### Given problem
From the listing below, pull out every line where the string "legend" appears.

### Materials provided
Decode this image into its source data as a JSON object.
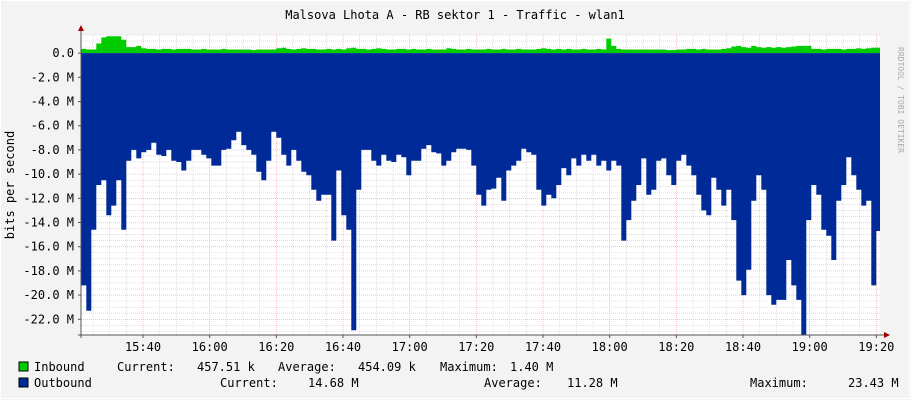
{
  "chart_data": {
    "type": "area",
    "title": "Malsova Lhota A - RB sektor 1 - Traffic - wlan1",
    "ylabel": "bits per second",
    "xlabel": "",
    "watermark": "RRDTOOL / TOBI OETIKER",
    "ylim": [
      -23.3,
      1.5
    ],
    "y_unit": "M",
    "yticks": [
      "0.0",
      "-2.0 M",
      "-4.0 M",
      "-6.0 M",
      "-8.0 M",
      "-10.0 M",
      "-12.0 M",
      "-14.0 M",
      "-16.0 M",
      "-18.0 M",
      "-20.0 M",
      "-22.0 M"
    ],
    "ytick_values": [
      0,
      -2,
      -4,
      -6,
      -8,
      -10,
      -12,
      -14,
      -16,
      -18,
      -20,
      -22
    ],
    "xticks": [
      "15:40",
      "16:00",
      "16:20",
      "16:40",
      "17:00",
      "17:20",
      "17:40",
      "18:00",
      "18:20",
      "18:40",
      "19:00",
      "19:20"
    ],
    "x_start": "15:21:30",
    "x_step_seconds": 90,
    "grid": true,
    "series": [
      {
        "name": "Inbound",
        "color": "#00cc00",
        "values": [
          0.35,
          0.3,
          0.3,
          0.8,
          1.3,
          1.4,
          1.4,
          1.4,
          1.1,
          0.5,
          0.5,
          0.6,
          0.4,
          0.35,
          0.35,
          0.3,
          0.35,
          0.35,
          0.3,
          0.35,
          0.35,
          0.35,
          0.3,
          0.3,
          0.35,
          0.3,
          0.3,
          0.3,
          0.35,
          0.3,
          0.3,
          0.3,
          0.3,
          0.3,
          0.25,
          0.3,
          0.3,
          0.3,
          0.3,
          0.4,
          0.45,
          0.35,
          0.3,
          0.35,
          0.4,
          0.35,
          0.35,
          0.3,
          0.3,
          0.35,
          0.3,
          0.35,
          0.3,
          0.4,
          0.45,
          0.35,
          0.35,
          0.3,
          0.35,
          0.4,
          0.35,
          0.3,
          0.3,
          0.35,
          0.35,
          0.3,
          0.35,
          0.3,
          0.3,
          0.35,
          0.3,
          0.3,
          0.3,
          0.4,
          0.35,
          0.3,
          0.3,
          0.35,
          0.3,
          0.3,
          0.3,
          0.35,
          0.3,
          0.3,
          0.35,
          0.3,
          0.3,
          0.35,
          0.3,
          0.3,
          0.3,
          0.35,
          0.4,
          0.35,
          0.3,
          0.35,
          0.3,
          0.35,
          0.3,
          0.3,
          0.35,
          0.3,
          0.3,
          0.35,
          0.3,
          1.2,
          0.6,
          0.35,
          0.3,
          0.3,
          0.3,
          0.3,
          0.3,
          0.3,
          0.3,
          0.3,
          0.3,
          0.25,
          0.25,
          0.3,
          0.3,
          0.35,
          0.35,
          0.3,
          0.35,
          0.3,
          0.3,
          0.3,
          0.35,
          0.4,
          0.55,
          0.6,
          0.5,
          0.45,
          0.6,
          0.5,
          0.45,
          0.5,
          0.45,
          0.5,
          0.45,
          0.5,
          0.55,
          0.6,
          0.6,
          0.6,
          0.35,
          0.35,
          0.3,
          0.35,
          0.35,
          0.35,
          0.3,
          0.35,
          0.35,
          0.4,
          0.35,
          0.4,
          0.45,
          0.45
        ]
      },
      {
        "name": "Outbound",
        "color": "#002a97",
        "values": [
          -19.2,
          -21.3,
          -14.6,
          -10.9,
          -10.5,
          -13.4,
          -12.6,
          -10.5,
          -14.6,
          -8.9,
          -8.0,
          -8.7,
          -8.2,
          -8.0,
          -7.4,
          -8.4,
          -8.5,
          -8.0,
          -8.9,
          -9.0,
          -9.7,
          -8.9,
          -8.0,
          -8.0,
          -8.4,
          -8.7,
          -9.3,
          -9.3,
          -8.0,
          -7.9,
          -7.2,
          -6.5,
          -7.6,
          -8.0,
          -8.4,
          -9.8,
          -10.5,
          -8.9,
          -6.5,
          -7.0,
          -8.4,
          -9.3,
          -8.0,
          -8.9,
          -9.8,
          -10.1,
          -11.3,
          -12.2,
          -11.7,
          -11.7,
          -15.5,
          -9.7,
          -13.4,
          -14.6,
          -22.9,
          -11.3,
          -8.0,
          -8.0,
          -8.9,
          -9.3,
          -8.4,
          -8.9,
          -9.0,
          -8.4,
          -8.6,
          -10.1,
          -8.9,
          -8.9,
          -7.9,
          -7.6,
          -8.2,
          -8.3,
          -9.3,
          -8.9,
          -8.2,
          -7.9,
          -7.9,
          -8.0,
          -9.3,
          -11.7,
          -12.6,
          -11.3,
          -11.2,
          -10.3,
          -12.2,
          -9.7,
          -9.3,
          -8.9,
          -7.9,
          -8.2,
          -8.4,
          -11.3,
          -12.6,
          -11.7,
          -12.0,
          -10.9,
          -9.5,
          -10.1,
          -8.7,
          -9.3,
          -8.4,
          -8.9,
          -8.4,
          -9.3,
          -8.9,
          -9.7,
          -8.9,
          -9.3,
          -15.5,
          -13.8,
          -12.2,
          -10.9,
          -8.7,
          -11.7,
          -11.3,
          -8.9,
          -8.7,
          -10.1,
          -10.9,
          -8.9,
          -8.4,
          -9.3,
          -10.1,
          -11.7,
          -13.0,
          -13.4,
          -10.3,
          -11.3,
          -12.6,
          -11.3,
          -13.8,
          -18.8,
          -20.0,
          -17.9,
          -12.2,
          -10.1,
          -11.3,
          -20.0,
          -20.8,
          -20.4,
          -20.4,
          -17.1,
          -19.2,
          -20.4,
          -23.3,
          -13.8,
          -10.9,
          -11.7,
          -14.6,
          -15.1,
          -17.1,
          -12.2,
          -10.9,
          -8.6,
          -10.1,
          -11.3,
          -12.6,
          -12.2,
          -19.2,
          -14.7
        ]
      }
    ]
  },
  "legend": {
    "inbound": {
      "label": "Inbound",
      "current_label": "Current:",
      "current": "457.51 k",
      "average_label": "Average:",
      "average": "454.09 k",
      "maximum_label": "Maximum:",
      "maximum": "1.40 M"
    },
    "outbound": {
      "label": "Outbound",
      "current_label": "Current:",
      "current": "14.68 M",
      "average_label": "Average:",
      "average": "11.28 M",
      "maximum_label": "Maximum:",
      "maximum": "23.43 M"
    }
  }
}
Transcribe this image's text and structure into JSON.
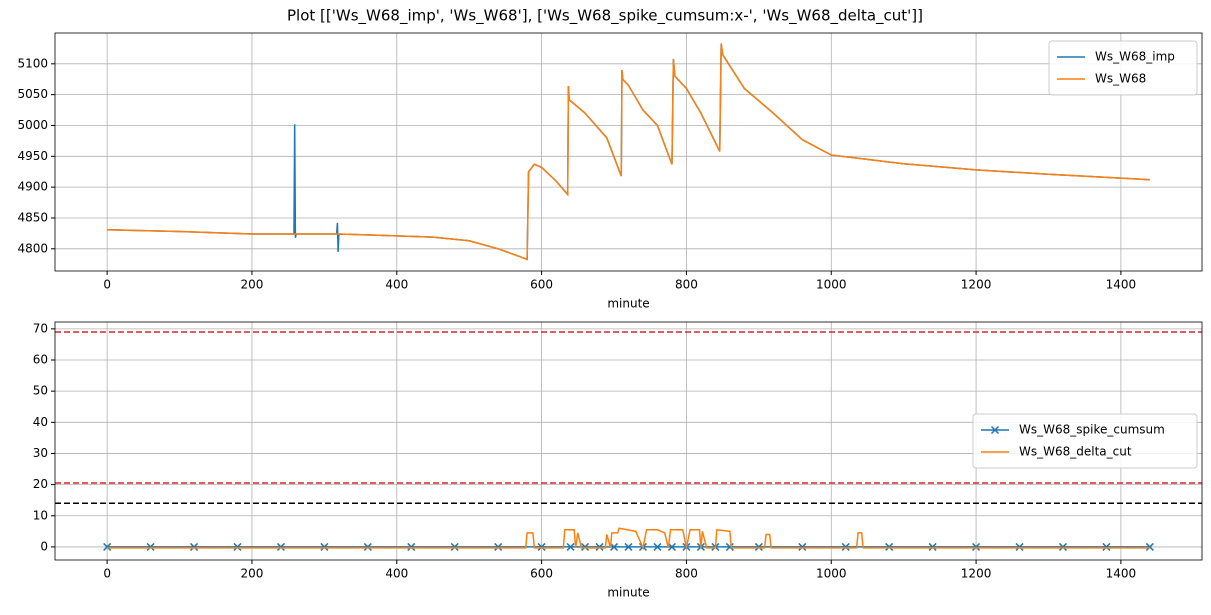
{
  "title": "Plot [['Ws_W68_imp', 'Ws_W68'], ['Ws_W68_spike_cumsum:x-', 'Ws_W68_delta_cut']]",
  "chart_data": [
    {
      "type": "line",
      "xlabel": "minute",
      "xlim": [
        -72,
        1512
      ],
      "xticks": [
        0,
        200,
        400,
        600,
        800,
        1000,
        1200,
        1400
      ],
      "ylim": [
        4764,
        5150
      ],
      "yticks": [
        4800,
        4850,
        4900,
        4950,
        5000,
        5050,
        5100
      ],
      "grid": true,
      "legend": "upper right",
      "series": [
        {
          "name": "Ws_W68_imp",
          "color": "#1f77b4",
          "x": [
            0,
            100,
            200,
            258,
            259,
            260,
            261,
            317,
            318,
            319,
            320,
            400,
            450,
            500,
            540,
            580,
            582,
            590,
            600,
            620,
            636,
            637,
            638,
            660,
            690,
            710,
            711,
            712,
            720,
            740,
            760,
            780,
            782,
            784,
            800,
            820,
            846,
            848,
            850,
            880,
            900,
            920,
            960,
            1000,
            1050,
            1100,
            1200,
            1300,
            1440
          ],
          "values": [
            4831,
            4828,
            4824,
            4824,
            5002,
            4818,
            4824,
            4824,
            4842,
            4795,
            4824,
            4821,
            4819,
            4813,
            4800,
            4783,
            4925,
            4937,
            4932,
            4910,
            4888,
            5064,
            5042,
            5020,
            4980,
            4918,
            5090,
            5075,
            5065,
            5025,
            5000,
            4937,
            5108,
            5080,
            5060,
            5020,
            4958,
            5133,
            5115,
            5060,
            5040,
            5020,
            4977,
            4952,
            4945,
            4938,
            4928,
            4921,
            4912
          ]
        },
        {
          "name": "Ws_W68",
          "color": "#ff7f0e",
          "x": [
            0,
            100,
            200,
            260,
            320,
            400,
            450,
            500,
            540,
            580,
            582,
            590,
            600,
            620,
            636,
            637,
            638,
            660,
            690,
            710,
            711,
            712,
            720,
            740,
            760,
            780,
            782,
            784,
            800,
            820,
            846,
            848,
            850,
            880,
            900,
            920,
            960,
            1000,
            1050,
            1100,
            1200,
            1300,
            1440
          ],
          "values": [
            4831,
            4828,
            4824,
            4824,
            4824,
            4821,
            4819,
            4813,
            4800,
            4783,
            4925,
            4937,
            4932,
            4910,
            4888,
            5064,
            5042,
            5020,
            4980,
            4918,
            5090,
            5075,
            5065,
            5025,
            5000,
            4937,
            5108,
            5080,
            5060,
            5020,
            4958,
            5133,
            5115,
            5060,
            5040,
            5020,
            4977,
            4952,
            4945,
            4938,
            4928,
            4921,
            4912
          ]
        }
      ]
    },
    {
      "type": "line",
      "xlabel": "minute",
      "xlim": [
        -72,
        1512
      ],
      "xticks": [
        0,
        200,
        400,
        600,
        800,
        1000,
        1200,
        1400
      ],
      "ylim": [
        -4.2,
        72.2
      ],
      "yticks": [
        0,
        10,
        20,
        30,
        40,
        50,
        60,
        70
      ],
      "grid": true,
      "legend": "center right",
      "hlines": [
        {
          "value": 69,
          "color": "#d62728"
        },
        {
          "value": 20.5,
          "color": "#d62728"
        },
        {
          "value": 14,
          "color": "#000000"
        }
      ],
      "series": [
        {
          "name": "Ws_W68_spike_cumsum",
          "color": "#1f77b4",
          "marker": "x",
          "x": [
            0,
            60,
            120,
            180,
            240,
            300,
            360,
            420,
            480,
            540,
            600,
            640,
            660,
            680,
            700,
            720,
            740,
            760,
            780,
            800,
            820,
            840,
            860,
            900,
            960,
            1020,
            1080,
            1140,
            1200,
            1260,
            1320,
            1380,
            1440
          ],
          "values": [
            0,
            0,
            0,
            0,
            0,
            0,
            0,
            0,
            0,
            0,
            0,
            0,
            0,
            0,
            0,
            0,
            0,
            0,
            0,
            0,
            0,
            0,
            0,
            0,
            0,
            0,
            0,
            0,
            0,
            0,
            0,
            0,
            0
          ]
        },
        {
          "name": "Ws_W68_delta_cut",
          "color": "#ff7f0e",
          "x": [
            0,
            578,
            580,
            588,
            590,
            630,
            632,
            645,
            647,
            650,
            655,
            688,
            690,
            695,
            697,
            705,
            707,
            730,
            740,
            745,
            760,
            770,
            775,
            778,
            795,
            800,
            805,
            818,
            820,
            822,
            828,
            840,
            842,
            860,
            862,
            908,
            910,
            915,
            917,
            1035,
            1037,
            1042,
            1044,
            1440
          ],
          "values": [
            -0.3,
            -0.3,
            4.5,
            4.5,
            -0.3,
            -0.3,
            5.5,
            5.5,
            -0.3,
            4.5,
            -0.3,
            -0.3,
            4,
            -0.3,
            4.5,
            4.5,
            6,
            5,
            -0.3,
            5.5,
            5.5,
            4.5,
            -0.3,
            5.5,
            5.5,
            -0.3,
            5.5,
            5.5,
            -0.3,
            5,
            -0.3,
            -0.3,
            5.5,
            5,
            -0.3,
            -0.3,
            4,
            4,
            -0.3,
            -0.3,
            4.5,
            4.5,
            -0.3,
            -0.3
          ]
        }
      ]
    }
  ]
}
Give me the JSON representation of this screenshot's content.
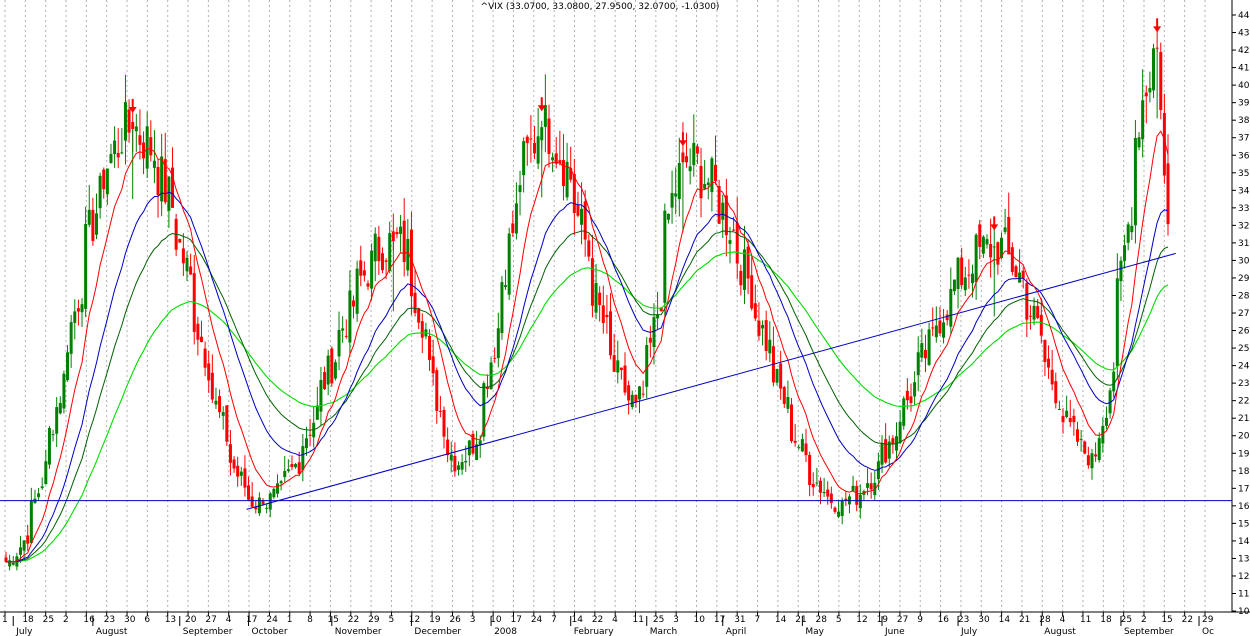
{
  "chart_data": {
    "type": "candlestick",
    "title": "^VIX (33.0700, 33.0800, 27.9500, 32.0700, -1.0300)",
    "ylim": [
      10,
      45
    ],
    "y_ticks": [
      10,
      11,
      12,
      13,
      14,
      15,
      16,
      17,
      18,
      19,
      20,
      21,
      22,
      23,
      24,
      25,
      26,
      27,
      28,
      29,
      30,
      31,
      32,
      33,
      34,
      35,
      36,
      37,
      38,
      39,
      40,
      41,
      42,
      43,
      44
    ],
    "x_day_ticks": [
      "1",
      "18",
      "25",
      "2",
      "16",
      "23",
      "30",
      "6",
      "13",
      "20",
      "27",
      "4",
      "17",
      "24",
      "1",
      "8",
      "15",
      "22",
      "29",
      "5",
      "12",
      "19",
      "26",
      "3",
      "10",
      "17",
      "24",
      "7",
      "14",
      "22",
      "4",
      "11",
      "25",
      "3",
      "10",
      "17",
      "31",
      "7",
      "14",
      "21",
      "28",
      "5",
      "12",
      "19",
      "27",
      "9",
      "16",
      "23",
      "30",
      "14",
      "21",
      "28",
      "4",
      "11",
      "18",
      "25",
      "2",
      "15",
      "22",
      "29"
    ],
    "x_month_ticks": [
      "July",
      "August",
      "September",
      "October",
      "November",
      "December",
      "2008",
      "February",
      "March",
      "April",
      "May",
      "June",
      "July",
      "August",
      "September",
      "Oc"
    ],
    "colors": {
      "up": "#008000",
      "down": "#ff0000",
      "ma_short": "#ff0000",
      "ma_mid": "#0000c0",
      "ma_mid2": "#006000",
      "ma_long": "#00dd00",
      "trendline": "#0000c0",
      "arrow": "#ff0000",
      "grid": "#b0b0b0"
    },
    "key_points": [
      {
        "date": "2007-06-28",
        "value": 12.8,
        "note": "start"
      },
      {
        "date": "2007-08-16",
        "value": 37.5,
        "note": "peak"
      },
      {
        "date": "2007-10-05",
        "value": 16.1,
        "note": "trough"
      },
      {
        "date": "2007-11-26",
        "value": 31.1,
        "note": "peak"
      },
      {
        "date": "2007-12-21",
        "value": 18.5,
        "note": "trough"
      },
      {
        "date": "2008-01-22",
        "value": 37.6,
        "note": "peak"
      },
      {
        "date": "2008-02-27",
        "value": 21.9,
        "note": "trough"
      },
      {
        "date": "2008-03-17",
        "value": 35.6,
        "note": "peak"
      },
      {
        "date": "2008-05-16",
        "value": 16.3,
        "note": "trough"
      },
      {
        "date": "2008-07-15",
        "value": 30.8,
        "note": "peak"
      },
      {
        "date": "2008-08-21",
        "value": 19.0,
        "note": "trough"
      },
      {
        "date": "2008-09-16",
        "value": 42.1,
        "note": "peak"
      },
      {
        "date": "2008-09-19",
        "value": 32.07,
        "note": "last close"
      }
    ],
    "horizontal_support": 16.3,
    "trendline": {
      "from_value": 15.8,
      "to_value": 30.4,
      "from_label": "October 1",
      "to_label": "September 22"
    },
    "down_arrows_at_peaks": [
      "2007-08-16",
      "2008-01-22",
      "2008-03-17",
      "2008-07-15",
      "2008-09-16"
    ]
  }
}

### Response to the task
  "legend": {
      "legend": "upper right",
      "legend": "center right",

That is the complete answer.